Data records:
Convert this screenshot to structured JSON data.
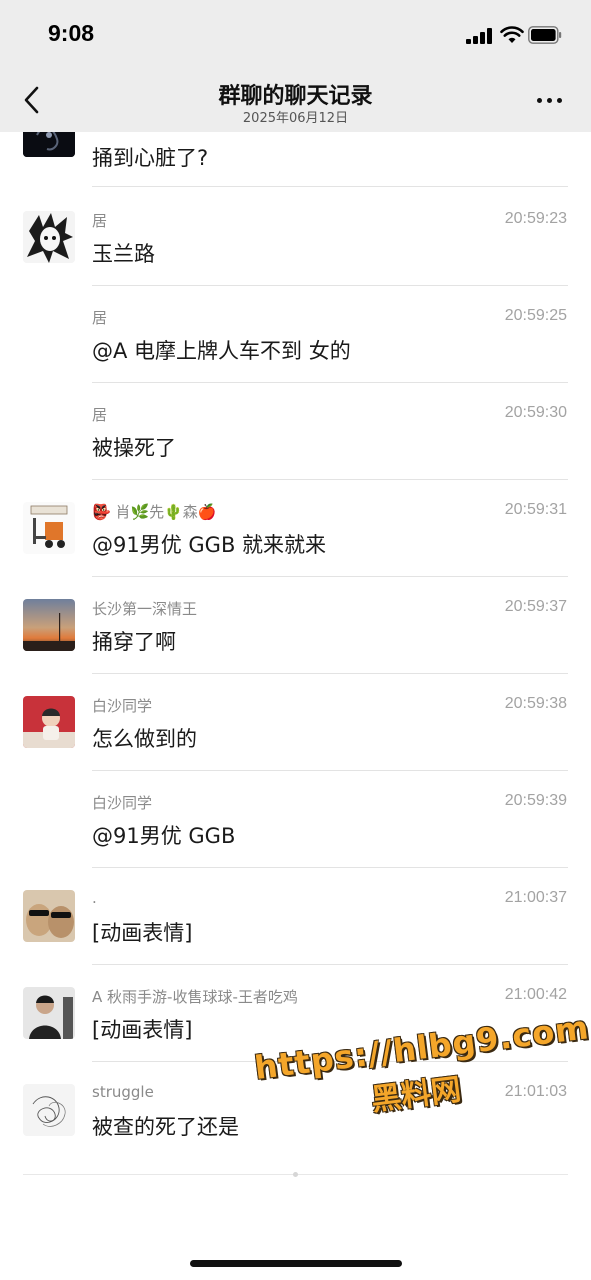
{
  "status_bar": {
    "time": "9:08"
  },
  "header": {
    "title": "群聊的聊天记录",
    "subtitle": "2025年06月12日",
    "back_icon": "chevron-left-icon",
    "more_icon": "ellipsis-icon"
  },
  "messages": [
    {
      "sender": "",
      "time": "",
      "text": "捅到心脏了?",
      "avatar": "dark-photo"
    },
    {
      "sender": "居",
      "time": "20:59:23",
      "text": "玉兰路",
      "avatar": "anime-sketch"
    },
    {
      "sender": "居",
      "time": "20:59:25",
      "text": "@A 电摩上牌人车不到 女的",
      "avatar": ""
    },
    {
      "sender": "居",
      "time": "20:59:30",
      "text": "被操死了",
      "avatar": ""
    },
    {
      "sender": "👺 肖🌿先🌵森🍎",
      "time": "20:59:31",
      "text": "@91男优 GGB 就来就来",
      "avatar": "forklift"
    },
    {
      "sender": "长沙第一深情王",
      "time": "20:59:37",
      "text": "捅穿了啊",
      "avatar": "sunset"
    },
    {
      "sender": "白沙同学",
      "time": "20:59:38",
      "text": "怎么做到的",
      "avatar": "red-room"
    },
    {
      "sender": "白沙同学",
      "time": "20:59:39",
      "text": "@91男优 GGB",
      "avatar": ""
    },
    {
      "sender": ".",
      "time": "21:00:37",
      "text": "[动画表情]",
      "avatar": "cats-sunglasses"
    },
    {
      "sender": "A 秋雨手游-收售球球-王者吃鸡",
      "time": "21:00:42",
      "text": "[动画表情]",
      "avatar": "man-portrait"
    },
    {
      "sender": "struggle",
      "time": "21:01:03",
      "text": "被查的死了还是",
      "avatar": "scribble"
    }
  ],
  "watermark": {
    "url": "https://hlbg9.com",
    "label": "黑料网"
  },
  "colors": {
    "header_bg": "#ededed",
    "divider": "#e3e3e3",
    "watermark": "#f4a62a"
  }
}
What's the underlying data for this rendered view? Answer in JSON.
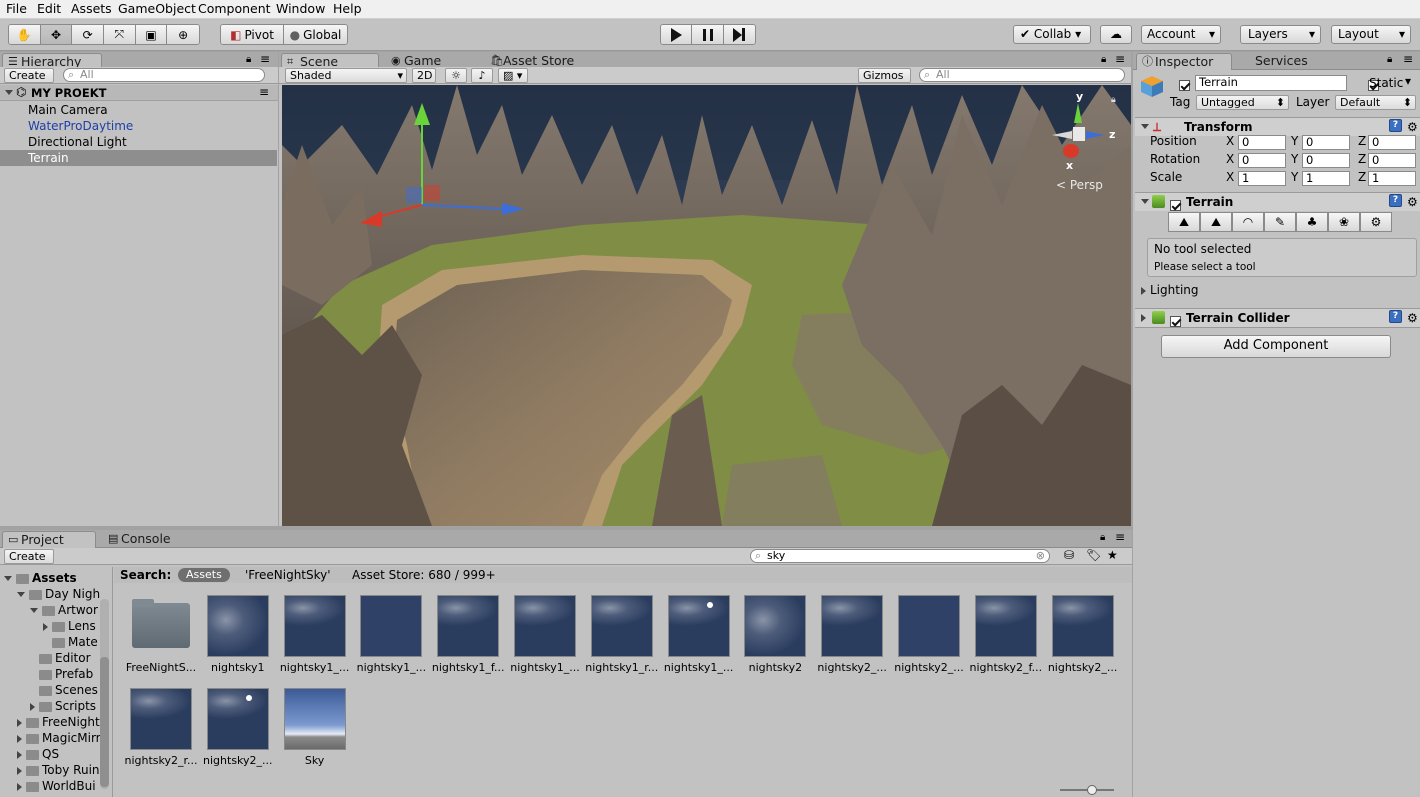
{
  "menu": [
    "File",
    "Edit",
    "Assets",
    "GameObject",
    "Component",
    "Window",
    "Help"
  ],
  "toolbar": {
    "pivot": "Pivot",
    "global": "Global",
    "collab": "Collab ▾",
    "account": "Account",
    "layers": "Layers",
    "layout": "Layout"
  },
  "hierarchy": {
    "tab": "Hierarchy",
    "create": "Create",
    "search_placeholder": "All",
    "scene_name": "MY PROEKT",
    "items": [
      {
        "label": "Main Camera",
        "color": "#000000",
        "selected": false
      },
      {
        "label": "WaterProDaytime",
        "color": "#1f3fa8",
        "selected": false
      },
      {
        "label": "Directional Light",
        "color": "#000000",
        "selected": false
      },
      {
        "label": "Terrain",
        "color": "#ffffff",
        "selected": true
      }
    ]
  },
  "scene": {
    "tabs": [
      "Scene",
      "Game",
      "Asset Store"
    ],
    "shading": "Shaded",
    "mode2d": "2D",
    "gizmos": "Gizmos",
    "search_placeholder": "All",
    "persp": "Persp",
    "gizmo_axes": {
      "x": "x",
      "y": "y",
      "z": "z"
    }
  },
  "inspector": {
    "tabs": [
      "Inspector",
      "Services"
    ],
    "object_name": "Terrain",
    "static_label": "Static",
    "tag_label": "Tag",
    "tag_value": "Untagged",
    "layer_label": "Layer",
    "layer_value": "Default",
    "transform": {
      "title": "Transform",
      "rows": [
        {
          "label": "Position",
          "x": "0",
          "y": "0",
          "z": "0"
        },
        {
          "label": "Rotation",
          "x": "0",
          "y": "0",
          "z": "0"
        },
        {
          "label": "Scale",
          "x": "1",
          "y": "1",
          "z": "1"
        }
      ]
    },
    "terrain": {
      "title": "Terrain",
      "tools": [
        "raise-lower-icon",
        "paint-height-icon",
        "smooth-height-icon",
        "paint-texture-icon",
        "place-trees-icon",
        "paint-details-icon",
        "terrain-settings-icon"
      ],
      "msg1": "No tool selected",
      "msg2": "Please select a tool"
    },
    "lighting": "Lighting",
    "collider": "Terrain Collider",
    "add_component": "Add Component"
  },
  "project": {
    "tabs": [
      "Project",
      "Console"
    ],
    "create": "Create",
    "search_value": "sky",
    "search_label": "Search:",
    "filter_assets": "Assets",
    "filter_free": "'FreeNightSky'",
    "asset_store": "Asset Store: 680 / 999+",
    "tree": [
      {
        "label": "Assets",
        "indent": 0,
        "open": true,
        "bold": true
      },
      {
        "label": "Day Nigh",
        "indent": 1,
        "open": true,
        "bold": false
      },
      {
        "label": "Artwor",
        "indent": 2,
        "open": true,
        "bold": false
      },
      {
        "label": "Lens",
        "indent": 3,
        "open": false,
        "bold": false
      },
      {
        "label": "Mate",
        "indent": 3,
        "open": null,
        "bold": false
      },
      {
        "label": "Editor",
        "indent": 2,
        "open": null,
        "bold": false
      },
      {
        "label": "Prefab",
        "indent": 2,
        "open": null,
        "bold": false
      },
      {
        "label": "Scenes",
        "indent": 2,
        "open": null,
        "bold": false
      },
      {
        "label": "Scripts",
        "indent": 2,
        "open": false,
        "bold": false
      },
      {
        "label": "FreeNight",
        "indent": 1,
        "open": false,
        "bold": false
      },
      {
        "label": "MagicMirr",
        "indent": 1,
        "open": false,
        "bold": false
      },
      {
        "label": "QS",
        "indent": 1,
        "open": false,
        "bold": false
      },
      {
        "label": "Toby Ruin",
        "indent": 1,
        "open": false,
        "bold": false
      },
      {
        "label": "WorldBui",
        "indent": 1,
        "open": false,
        "bold": false
      }
    ],
    "assets": [
      {
        "label": "FreeNightS...",
        "kind": "folder"
      },
      {
        "label": "nightsky1",
        "kind": "cloudy"
      },
      {
        "label": "nightsky1_...",
        "kind": "half"
      },
      {
        "label": "nightsky1_...",
        "kind": "plain"
      },
      {
        "label": "nightsky1_f...",
        "kind": "half"
      },
      {
        "label": "nightsky1_...",
        "kind": "half"
      },
      {
        "label": "nightsky1_r...",
        "kind": "half"
      },
      {
        "label": "nightsky1_...",
        "kind": "moon"
      },
      {
        "label": "nightsky2",
        "kind": "cloudy"
      },
      {
        "label": "nightsky2_...",
        "kind": "half"
      },
      {
        "label": "nightsky2_...",
        "kind": "plain"
      },
      {
        "label": "nightsky2_f...",
        "kind": "half"
      },
      {
        "label": "nightsky2_...",
        "kind": "half"
      },
      {
        "label": "nightsky2_r...",
        "kind": "half"
      },
      {
        "label": "nightsky2_...",
        "kind": "moon"
      },
      {
        "label": "Sky",
        "kind": "skybox"
      }
    ]
  }
}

What this task involves — All the records need to be repeated exactly, with the images dropped.

Output for this task —
Convert this screenshot to structured JSON data.
{
  "status_bar": {
    "time": "9:08"
  },
  "header": {
    "title": "群聊的聊天记录",
    "subtitle": "2025年06月12日",
    "back_icon": "chevron-left-icon",
    "more_icon": "ellipsis-icon"
  },
  "messages": [
    {
      "sender": "",
      "time": "",
      "text": "捅到心脏了?",
      "avatar": "dark-photo"
    },
    {
      "sender": "居",
      "time": "20:59:23",
      "text": "玉兰路",
      "avatar": "anime-sketch"
    },
    {
      "sender": "居",
      "time": "20:59:25",
      "text": "@A 电摩上牌人车不到 女的",
      "avatar": ""
    },
    {
      "sender": "居",
      "time": "20:59:30",
      "text": "被操死了",
      "avatar": ""
    },
    {
      "sender": "👺 肖🌿先🌵森🍎",
      "time": "20:59:31",
      "text": "@91男优 GGB 就来就来",
      "avatar": "forklift"
    },
    {
      "sender": "长沙第一深情王",
      "time": "20:59:37",
      "text": "捅穿了啊",
      "avatar": "sunset"
    },
    {
      "sender": "白沙同学",
      "time": "20:59:38",
      "text": "怎么做到的",
      "avatar": "red-room"
    },
    {
      "sender": "白沙同学",
      "time": "20:59:39",
      "text": "@91男优 GGB",
      "avatar": ""
    },
    {
      "sender": ".",
      "time": "21:00:37",
      "text": "[动画表情]",
      "avatar": "cats-sunglasses"
    },
    {
      "sender": "A 秋雨手游-收售球球-王者吃鸡",
      "time": "21:00:42",
      "text": "[动画表情]",
      "avatar": "man-portrait"
    },
    {
      "sender": "struggle",
      "time": "21:01:03",
      "text": "被查的死了还是",
      "avatar": "scribble"
    }
  ],
  "watermark": {
    "url": "https://hlbg9.com",
    "label": "黑料网"
  },
  "colors": {
    "header_bg": "#ededed",
    "divider": "#e3e3e3",
    "watermark": "#f4a62a"
  }
}
What's the underlying data for this rendered view? Answer in JSON.
{
  "menu": [
    "File",
    "Edit",
    "Assets",
    "GameObject",
    "Component",
    "Window",
    "Help"
  ],
  "toolbar": {
    "pivot": "Pivot",
    "global": "Global",
    "collab": "Collab ▾",
    "account": "Account",
    "layers": "Layers",
    "layout": "Layout"
  },
  "hierarchy": {
    "tab": "Hierarchy",
    "create": "Create",
    "search_placeholder": "All",
    "scene_name": "MY PROEKT",
    "items": [
      {
        "label": "Main Camera",
        "color": "#000000",
        "selected": false
      },
      {
        "label": "WaterProDaytime",
        "color": "#1f3fa8",
        "selected": false
      },
      {
        "label": "Directional Light",
        "color": "#000000",
        "selected": false
      },
      {
        "label": "Terrain",
        "color": "#ffffff",
        "selected": true
      }
    ]
  },
  "scene": {
    "tabs": [
      "Scene",
      "Game",
      "Asset Store"
    ],
    "shading": "Shaded",
    "mode2d": "2D",
    "gizmos": "Gizmos",
    "search_placeholder": "All",
    "persp": "Persp",
    "gizmo_axes": {
      "x": "x",
      "y": "y",
      "z": "z"
    }
  },
  "inspector": {
    "tabs": [
      "Inspector",
      "Services"
    ],
    "object_name": "Terrain",
    "static_label": "Static",
    "tag_label": "Tag",
    "tag_value": "Untagged",
    "layer_label": "Layer",
    "layer_value": "Default",
    "transform": {
      "title": "Transform",
      "rows": [
        {
          "label": "Position",
          "x": "0",
          "y": "0",
          "z": "0"
        },
        {
          "label": "Rotation",
          "x": "0",
          "y": "0",
          "z": "0"
        },
        {
          "label": "Scale",
          "x": "1",
          "y": "1",
          "z": "1"
        }
      ]
    },
    "terrain": {
      "title": "Terrain",
      "tools": [
        "raise-lower-icon",
        "paint-height-icon",
        "smooth-height-icon",
        "paint-texture-icon",
        "place-trees-icon",
        "paint-details-icon",
        "terrain-settings-icon"
      ],
      "msg1": "No tool selected",
      "msg2": "Please select a tool"
    },
    "lighting": "Lighting",
    "collider": "Terrain Collider",
    "add_component": "Add Component"
  },
  "project": {
    "tabs": [
      "Project",
      "Console"
    ],
    "create": "Create",
    "search_value": "sky",
    "search_label": "Search:",
    "filter_assets": "Assets",
    "filter_free": "'FreeNightSky'",
    "asset_store": "Asset Store: 680 / 999+",
    "tree": [
      {
        "label": "Assets",
        "indent": 0,
        "open": true,
        "bold": true
      },
      {
        "label": "Day Nigh",
        "indent": 1,
        "open": true,
        "bold": false
      },
      {
        "label": "Artwor",
        "indent": 2,
        "open": true,
        "bold": false
      },
      {
        "label": "Lens",
        "indent": 3,
        "open": false,
        "bold": false
      },
      {
        "label": "Mate",
        "indent": 3,
        "open": null,
        "bold": false
      },
      {
        "label": "Editor",
        "indent": 2,
        "open": null,
        "bold": false
      },
      {
        "label": "Prefab",
        "indent": 2,
        "open": null,
        "bold": false
      },
      {
        "label": "Scenes",
        "indent": 2,
        "open": null,
        "bold": false
      },
      {
        "label": "Scripts",
        "indent": 2,
        "open": false,
        "bold": false
      },
      {
        "label": "FreeNight",
        "indent": 1,
        "open": false,
        "bold": false
      },
      {
        "label": "MagicMirr",
        "indent": 1,
        "open": false,
        "bold": false
      },
      {
        "label": "QS",
        "indent": 1,
        "open": false,
        "bold": false
      },
      {
        "label": "Toby Ruin",
        "indent": 1,
        "open": false,
        "bold": false
      },
      {
        "label": "WorldBui",
        "indent": 1,
        "open": false,
        "bold": false
      }
    ],
    "assets": [
      {
        "label": "FreeNightS...",
        "kind": "folder"
      },
      {
        "label": "nightsky1",
        "kind": "cloudy"
      },
      {
        "label": "nightsky1_...",
        "kind": "half"
      },
      {
        "label": "nightsky1_...",
        "kind": "plain"
      },
      {
        "label": "nightsky1_f...",
        "kind": "half"
      },
      {
        "label": "nightsky1_...",
        "kind": "half"
      },
      {
        "label": "nightsky1_r...",
        "kind": "half"
      },
      {
        "label": "nightsky1_...",
        "kind": "moon"
      },
      {
        "label": "nightsky2",
        "kind": "cloudy"
      },
      {
        "label": "nightsky2_...",
        "kind": "half"
      },
      {
        "label": "nightsky2_...",
        "kind": "plain"
      },
      {
        "label": "nightsky2_f...",
        "kind": "half"
      },
      {
        "label": "nightsky2_...",
        "kind": "half"
      },
      {
        "label": "nightsky2_r...",
        "kind": "half"
      },
      {
        "label": "nightsky2_...",
        "kind": "moon"
      },
      {
        "label": "Sky",
        "kind": "skybox"
      }
    ]
  }
}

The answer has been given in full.